Collected data:
........

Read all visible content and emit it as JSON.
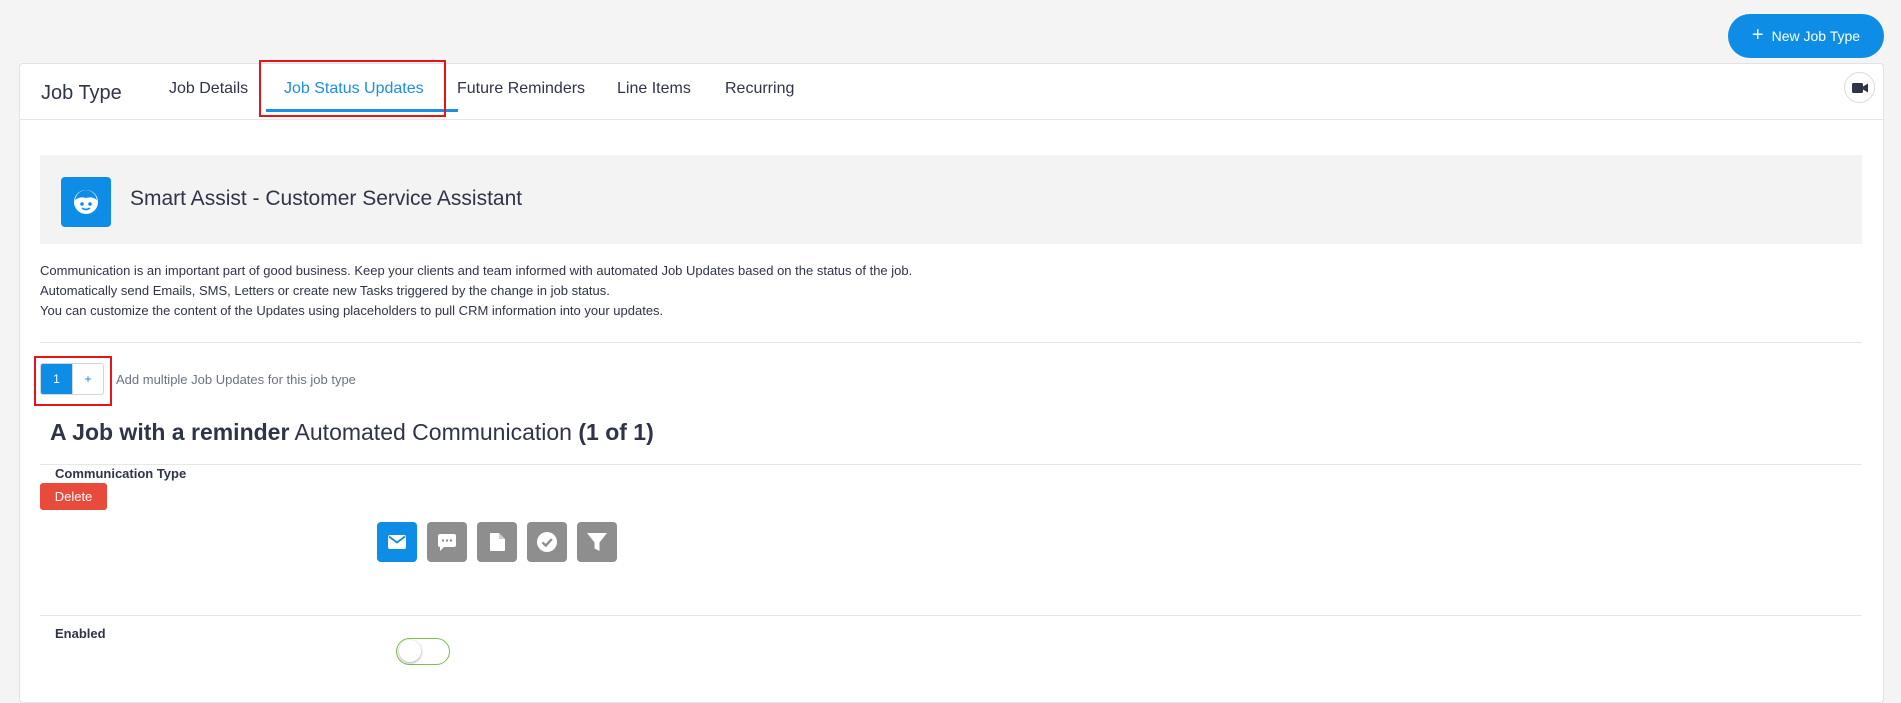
{
  "header": {
    "new_button_label": "New Job Type"
  },
  "card": {
    "title": "Job Type"
  },
  "tabs": [
    {
      "label": "Job Details",
      "active": false
    },
    {
      "label": "Job Status Updates",
      "active": true
    },
    {
      "label": "Future Reminders",
      "active": false
    },
    {
      "label": "Line Items",
      "active": false
    },
    {
      "label": "Recurring",
      "active": false
    }
  ],
  "assist": {
    "title": "Smart Assist - Customer Service Assistant"
  },
  "description": [
    "Communication is an important part of good business. Keep your clients and team informed with automated Job Updates based on the status of the job.",
    "Automatically send Emails, SMS, Letters or create new Tasks triggered by the change in job status.",
    "You can customize the content of the Updates using placeholders to pull CRM information into your updates."
  ],
  "pager": {
    "current": "1",
    "add_label": "+",
    "note": "Add multiple Job Updates for this job type"
  },
  "section": {
    "name": "A Job with a reminder",
    "subtitle": "Automated Communication",
    "count": "(1 of 1)"
  },
  "delete_label": "Delete",
  "form": {
    "communication_type_label": "Communication Type",
    "communication_types": [
      {
        "icon": "email-icon",
        "selected": true
      },
      {
        "icon": "sms-icon",
        "selected": false
      },
      {
        "icon": "letter-icon",
        "selected": false
      },
      {
        "icon": "task-icon",
        "selected": false
      },
      {
        "icon": "filter-icon",
        "selected": false
      }
    ],
    "enabled_label": "Enabled",
    "enabled": false
  },
  "colors": {
    "accent": "#0d8de6",
    "danger": "#e84a3c",
    "highlight": "#e8141b",
    "toggle_border": "#7cc24a"
  }
}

........

* _STATED GOAL_
Find the word "content" in the data and show each line that holds it.

* _FINISHED ANSWER_
Read all visible content and emit it as JSON.
    "You can customize the content of the Updates using placeholders to pull CRM information into your updates."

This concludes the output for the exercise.